[Records from a data source]
▼

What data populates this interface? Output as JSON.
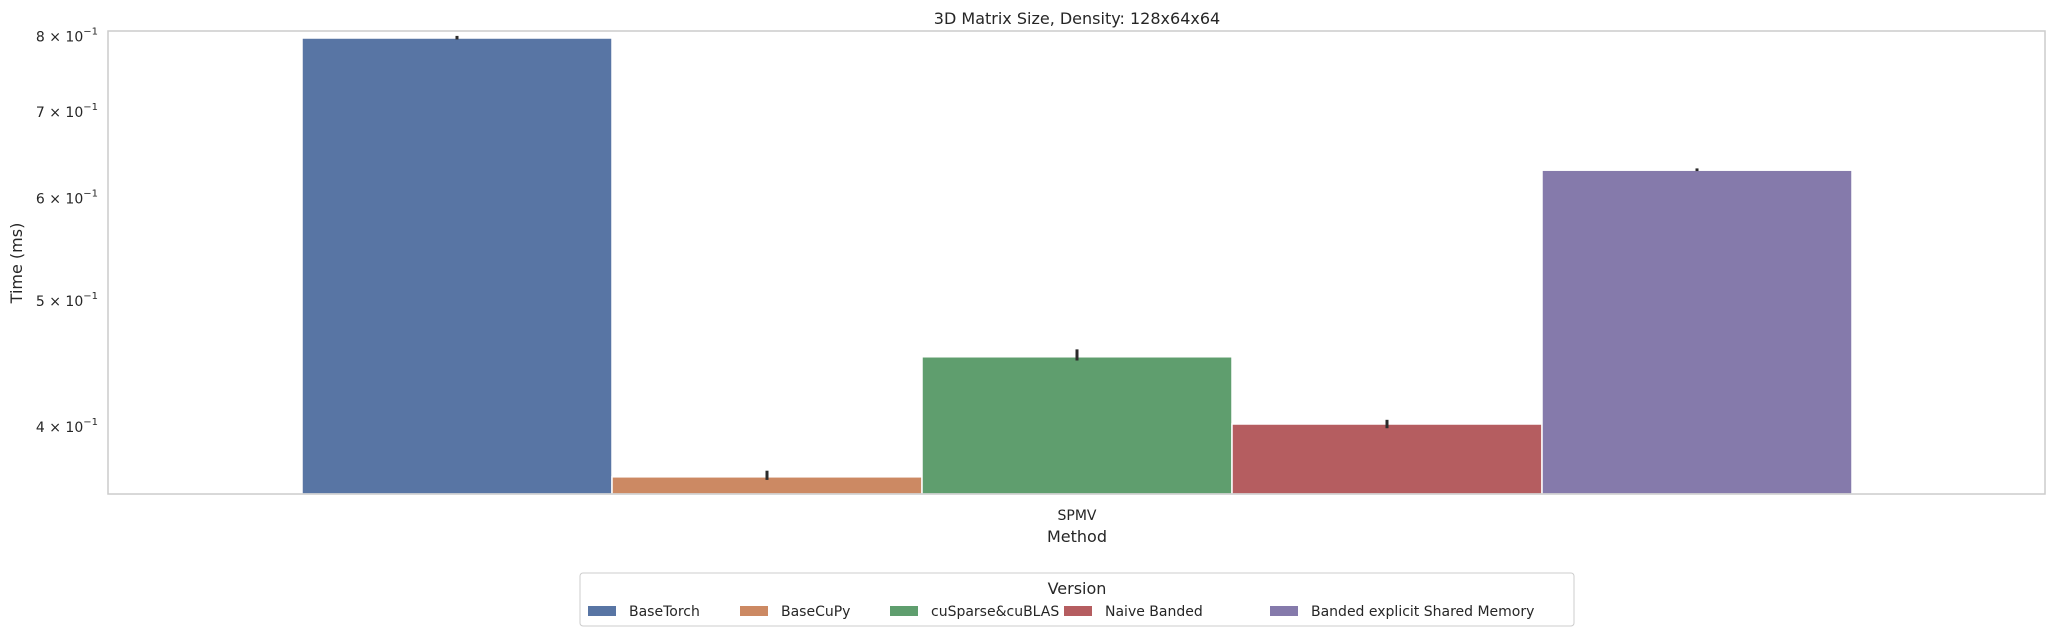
{
  "chart_data": {
    "type": "bar",
    "title": "3D Matrix Size, Density: 128x64x64",
    "xlabel": "Method",
    "ylabel": "Time (ms)",
    "yscale": "log",
    "ylim": [
      0.355,
      0.808
    ],
    "grid": false,
    "categories": [
      "SPMV"
    ],
    "yticks": [
      {
        "value": 0.4,
        "label": "4 × 10"
      },
      {
        "value": 0.5,
        "label": "5 × 10"
      },
      {
        "value": 0.6,
        "label": "6 × 10"
      },
      {
        "value": 0.7,
        "label": "7 × 10"
      },
      {
        "value": 0.8,
        "label": "8 × 10"
      }
    ],
    "ytick_exponent": "−1",
    "legend": {
      "title": "Version",
      "placement": "bottom-center"
    },
    "series": [
      {
        "name": "BaseTorch",
        "color": "#5875a4",
        "values": [
          0.798
        ],
        "err": [
          [
            0.796,
            0.801
          ]
        ]
      },
      {
        "name": "BaseCuPy",
        "color": "#cc8963",
        "values": [
          0.366
        ],
        "err": [
          [
            0.364,
            0.37
          ]
        ]
      },
      {
        "name": "cuSparse&cuBLAS",
        "color": "#5f9e6e",
        "values": [
          0.453
        ],
        "err": [
          [
            0.45,
            0.459
          ]
        ]
      },
      {
        "name": "Naive Banded",
        "color": "#b55d60",
        "values": [
          0.402
        ],
        "err": [
          [
            0.399,
            0.405
          ]
        ]
      },
      {
        "name": "Banded explicit Shared Memory",
        "color": "#857aab",
        "values": [
          0.631
        ],
        "err": [
          [
            0.63,
            0.633
          ]
        ]
      }
    ]
  }
}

▲

#### REQUIRED TASK
Leave out the pictures and retype every line above exactly.

#### THE RESULT
What data populates this interface? Output as JSON.
{
  "chart_data": {
    "type": "bar",
    "title": "3D Matrix Size, Density: 128x64x64",
    "xlabel": "Method",
    "ylabel": "Time (ms)",
    "yscale": "log",
    "ylim": [
      0.355,
      0.808
    ],
    "grid": false,
    "categories": [
      "SPMV"
    ],
    "yticks": [
      {
        "value": 0.4,
        "label": "4 × 10"
      },
      {
        "value": 0.5,
        "label": "5 × 10"
      },
      {
        "value": 0.6,
        "label": "6 × 10"
      },
      {
        "value": 0.7,
        "label": "7 × 10"
      },
      {
        "value": 0.8,
        "label": "8 × 10"
      }
    ],
    "ytick_exponent": "−1",
    "legend": {
      "title": "Version",
      "placement": "bottom-center"
    },
    "series": [
      {
        "name": "BaseTorch",
        "color": "#5875a4",
        "values": [
          0.798
        ],
        "err": [
          [
            0.796,
            0.801
          ]
        ]
      },
      {
        "name": "BaseCuPy",
        "color": "#cc8963",
        "values": [
          0.366
        ],
        "err": [
          [
            0.364,
            0.37
          ]
        ]
      },
      {
        "name": "cuSparse&cuBLAS",
        "color": "#5f9e6e",
        "values": [
          0.453
        ],
        "err": [
          [
            0.45,
            0.459
          ]
        ]
      },
      {
        "name": "Naive Banded",
        "color": "#b55d60",
        "values": [
          0.402
        ],
        "err": [
          [
            0.399,
            0.405
          ]
        ]
      },
      {
        "name": "Banded explicit Shared Memory",
        "color": "#857aab",
        "values": [
          0.631
        ],
        "err": [
          [
            0.63,
            0.633
          ]
        ]
      }
    ]
  }
}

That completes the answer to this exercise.